Written exercise>
Spot every line with the word "comprendre" and return it.

>> START Records provided

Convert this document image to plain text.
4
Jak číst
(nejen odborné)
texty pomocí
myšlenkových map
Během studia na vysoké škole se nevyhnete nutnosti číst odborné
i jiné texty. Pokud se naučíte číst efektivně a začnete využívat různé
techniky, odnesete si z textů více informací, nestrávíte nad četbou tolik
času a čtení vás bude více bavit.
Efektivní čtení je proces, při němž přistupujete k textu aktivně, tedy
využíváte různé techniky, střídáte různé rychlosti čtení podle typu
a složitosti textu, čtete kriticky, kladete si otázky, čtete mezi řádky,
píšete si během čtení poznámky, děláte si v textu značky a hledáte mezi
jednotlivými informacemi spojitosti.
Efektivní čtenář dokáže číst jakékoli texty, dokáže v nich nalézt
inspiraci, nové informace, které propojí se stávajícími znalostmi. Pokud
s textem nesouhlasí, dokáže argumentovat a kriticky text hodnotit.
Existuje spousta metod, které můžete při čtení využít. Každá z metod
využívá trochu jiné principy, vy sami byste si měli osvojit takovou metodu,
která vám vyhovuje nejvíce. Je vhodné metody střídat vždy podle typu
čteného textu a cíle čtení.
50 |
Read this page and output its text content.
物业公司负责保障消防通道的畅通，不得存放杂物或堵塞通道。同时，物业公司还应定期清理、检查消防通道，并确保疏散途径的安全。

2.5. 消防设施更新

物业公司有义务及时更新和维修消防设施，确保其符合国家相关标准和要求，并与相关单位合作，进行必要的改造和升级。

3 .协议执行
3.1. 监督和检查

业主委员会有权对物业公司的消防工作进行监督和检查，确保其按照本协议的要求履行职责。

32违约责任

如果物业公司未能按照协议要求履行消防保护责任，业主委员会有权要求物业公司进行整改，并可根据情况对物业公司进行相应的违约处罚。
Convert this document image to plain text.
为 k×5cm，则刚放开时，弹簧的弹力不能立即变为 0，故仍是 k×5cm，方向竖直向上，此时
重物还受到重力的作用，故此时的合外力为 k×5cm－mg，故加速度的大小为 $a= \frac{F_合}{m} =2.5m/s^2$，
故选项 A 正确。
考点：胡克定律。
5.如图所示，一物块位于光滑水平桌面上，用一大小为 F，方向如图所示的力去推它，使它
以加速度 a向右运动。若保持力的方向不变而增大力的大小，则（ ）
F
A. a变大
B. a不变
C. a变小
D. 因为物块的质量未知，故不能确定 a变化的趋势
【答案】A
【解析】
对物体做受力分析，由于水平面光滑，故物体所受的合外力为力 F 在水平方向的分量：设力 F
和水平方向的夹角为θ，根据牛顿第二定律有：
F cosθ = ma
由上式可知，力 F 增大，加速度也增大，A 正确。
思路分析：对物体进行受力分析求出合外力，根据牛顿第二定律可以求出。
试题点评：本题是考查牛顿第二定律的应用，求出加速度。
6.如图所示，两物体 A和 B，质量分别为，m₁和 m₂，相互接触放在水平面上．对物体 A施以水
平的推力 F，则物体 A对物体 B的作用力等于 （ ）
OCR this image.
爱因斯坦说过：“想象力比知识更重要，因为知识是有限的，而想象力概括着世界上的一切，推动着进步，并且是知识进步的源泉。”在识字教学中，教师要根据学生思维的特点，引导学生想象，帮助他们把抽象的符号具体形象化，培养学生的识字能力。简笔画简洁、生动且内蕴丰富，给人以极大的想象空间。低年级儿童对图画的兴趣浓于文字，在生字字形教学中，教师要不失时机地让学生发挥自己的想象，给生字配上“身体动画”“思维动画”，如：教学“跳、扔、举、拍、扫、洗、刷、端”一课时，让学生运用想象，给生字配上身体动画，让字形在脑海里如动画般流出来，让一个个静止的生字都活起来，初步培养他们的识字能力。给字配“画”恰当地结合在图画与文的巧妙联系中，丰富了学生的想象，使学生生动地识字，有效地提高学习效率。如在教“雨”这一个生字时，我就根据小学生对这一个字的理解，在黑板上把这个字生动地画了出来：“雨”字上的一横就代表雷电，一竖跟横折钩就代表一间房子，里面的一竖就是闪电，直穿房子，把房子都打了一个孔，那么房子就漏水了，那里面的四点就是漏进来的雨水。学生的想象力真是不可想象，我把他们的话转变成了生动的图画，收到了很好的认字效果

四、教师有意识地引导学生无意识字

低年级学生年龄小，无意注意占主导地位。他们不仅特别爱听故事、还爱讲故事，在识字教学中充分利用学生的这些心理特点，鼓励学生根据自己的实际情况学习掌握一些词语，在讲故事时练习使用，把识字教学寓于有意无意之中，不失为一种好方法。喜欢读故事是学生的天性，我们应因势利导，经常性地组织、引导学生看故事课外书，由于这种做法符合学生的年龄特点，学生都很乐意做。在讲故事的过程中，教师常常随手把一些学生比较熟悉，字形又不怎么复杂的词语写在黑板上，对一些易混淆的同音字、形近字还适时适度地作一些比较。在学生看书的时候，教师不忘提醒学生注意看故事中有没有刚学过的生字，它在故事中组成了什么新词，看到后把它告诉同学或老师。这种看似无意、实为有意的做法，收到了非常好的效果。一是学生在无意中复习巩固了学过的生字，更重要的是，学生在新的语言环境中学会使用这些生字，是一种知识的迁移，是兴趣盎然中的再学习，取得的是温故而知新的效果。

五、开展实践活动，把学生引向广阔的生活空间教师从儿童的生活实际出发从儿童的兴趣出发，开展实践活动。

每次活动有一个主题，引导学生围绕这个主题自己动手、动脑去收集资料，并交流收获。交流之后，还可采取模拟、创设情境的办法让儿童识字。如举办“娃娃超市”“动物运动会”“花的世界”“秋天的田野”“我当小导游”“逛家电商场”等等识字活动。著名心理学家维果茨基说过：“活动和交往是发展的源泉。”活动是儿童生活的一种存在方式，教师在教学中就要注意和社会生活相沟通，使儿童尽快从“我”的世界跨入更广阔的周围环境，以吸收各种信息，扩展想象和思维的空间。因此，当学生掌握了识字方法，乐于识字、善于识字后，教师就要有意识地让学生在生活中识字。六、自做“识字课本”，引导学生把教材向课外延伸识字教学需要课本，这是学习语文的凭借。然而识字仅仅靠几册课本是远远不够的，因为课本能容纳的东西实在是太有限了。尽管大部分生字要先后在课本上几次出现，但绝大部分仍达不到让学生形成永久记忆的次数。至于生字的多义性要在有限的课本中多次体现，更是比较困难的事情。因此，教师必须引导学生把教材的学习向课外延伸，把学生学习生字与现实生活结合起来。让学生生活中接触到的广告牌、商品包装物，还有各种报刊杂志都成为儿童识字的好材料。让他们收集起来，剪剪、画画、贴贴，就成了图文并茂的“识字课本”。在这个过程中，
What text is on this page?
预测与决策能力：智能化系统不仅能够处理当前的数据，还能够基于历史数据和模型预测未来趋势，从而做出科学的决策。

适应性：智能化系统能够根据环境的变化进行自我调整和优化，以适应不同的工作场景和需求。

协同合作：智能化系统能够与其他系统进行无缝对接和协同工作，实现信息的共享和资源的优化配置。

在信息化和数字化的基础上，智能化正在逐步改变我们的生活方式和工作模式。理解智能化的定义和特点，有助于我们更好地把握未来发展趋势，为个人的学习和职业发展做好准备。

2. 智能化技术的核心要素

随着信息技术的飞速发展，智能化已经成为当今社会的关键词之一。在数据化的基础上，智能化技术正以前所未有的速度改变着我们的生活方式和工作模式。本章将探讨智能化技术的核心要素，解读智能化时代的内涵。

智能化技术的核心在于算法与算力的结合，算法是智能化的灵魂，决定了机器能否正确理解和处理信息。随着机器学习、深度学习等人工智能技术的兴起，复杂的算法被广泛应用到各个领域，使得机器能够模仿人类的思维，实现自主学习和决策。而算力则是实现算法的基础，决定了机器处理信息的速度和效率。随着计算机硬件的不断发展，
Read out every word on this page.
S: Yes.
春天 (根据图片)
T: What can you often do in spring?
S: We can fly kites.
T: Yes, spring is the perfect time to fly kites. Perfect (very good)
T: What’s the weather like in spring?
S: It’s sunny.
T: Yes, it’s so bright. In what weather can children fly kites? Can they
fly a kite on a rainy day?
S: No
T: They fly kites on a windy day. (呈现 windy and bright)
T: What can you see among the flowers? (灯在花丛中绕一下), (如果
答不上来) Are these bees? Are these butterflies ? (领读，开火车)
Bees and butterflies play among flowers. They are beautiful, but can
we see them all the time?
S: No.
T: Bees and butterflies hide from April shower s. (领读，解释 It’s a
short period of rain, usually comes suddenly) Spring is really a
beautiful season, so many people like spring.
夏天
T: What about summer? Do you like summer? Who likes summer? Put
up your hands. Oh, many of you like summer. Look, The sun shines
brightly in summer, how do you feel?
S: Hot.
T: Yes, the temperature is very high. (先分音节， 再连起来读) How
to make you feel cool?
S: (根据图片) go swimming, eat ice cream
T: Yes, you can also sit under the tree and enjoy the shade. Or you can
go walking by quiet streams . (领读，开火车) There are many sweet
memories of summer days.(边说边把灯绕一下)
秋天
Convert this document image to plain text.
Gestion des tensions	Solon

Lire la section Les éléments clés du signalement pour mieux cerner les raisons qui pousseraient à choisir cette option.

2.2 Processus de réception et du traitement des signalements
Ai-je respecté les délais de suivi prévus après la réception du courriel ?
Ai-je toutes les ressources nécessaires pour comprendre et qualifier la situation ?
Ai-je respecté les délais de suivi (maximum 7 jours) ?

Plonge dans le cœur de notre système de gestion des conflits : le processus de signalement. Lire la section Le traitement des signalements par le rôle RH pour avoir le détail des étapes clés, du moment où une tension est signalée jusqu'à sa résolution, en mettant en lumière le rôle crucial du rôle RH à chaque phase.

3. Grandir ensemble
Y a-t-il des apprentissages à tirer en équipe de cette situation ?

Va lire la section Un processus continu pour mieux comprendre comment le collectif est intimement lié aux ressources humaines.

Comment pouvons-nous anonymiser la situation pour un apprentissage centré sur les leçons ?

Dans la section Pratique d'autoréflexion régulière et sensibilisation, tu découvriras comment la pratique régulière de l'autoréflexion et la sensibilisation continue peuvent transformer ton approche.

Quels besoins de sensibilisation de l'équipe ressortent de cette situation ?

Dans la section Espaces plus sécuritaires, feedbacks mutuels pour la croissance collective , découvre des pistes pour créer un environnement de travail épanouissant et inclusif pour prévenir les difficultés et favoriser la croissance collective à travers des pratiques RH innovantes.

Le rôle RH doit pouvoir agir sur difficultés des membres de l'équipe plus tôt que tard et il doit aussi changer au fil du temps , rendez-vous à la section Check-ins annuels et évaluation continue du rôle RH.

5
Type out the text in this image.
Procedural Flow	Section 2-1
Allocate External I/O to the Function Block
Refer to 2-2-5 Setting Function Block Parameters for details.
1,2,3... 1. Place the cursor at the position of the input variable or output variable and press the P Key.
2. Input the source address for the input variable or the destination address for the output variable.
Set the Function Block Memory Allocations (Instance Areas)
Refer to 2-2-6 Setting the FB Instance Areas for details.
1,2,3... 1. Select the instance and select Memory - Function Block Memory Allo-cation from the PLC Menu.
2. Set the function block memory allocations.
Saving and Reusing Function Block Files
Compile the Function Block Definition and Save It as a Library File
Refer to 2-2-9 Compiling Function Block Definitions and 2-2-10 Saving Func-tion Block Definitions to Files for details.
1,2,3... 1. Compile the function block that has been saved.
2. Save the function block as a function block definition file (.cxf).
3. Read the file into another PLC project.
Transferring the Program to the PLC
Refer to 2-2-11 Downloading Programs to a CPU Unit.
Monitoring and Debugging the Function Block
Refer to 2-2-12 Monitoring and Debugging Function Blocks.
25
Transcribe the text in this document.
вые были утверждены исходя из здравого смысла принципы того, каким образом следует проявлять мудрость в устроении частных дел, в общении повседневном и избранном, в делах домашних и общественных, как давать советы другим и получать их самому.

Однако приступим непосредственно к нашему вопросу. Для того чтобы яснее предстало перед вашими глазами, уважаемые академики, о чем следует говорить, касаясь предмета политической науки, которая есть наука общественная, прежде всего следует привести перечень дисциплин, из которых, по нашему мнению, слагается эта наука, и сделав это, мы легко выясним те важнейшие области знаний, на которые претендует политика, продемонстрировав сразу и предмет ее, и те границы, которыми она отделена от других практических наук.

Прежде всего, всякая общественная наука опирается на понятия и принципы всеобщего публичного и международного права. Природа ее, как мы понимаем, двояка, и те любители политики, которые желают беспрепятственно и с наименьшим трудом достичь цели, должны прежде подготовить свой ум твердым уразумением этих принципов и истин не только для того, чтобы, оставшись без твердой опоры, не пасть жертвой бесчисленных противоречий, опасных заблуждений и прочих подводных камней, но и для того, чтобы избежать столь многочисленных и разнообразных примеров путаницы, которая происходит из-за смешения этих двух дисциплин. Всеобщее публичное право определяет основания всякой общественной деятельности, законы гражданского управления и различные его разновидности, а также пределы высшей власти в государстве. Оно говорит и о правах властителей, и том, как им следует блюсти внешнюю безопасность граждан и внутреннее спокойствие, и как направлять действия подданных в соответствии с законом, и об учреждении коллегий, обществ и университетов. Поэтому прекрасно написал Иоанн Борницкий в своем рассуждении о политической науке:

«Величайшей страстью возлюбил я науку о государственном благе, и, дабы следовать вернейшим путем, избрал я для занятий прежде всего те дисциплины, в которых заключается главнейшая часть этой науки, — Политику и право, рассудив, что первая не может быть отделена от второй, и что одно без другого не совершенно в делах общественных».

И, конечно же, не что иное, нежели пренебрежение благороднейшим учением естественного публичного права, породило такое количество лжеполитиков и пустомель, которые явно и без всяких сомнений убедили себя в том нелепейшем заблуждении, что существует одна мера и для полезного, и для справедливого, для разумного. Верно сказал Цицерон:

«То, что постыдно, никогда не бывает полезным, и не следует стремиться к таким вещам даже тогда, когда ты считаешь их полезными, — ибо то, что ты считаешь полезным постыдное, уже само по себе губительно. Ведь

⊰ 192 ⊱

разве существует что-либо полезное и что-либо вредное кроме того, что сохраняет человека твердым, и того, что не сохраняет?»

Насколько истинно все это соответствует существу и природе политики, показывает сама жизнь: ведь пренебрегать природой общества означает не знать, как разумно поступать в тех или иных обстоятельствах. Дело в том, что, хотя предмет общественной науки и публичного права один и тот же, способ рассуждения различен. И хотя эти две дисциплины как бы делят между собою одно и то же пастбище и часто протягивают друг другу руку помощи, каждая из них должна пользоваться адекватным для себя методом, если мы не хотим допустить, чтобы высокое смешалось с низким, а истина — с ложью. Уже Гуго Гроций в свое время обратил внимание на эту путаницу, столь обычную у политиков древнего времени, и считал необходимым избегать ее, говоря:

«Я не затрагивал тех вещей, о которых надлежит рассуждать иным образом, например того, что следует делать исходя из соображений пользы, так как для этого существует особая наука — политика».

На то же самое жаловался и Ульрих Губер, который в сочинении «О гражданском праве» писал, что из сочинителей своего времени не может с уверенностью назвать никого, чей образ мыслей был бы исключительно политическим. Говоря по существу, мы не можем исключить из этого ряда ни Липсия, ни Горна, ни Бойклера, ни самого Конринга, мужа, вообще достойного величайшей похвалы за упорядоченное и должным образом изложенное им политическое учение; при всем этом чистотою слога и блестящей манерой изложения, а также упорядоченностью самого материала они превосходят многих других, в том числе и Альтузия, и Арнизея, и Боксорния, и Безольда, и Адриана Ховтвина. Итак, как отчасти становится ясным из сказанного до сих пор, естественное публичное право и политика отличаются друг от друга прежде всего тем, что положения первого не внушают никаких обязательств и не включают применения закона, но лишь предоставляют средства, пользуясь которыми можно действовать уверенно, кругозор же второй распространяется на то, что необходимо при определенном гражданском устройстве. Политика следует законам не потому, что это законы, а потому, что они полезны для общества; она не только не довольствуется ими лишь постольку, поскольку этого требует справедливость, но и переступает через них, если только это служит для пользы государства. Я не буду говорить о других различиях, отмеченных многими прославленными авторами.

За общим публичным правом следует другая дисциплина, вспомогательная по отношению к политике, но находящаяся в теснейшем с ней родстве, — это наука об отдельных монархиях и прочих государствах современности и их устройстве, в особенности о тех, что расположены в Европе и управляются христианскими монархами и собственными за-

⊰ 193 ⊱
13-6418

>> END Records provided

Full output>
Ai-je toutes les ressources nécessaires pour comprendre et qualifier la situation ?
Va lire la section Un processus continu pour mieux comprendre comment le collectif est intimement lié aux ressources humaines.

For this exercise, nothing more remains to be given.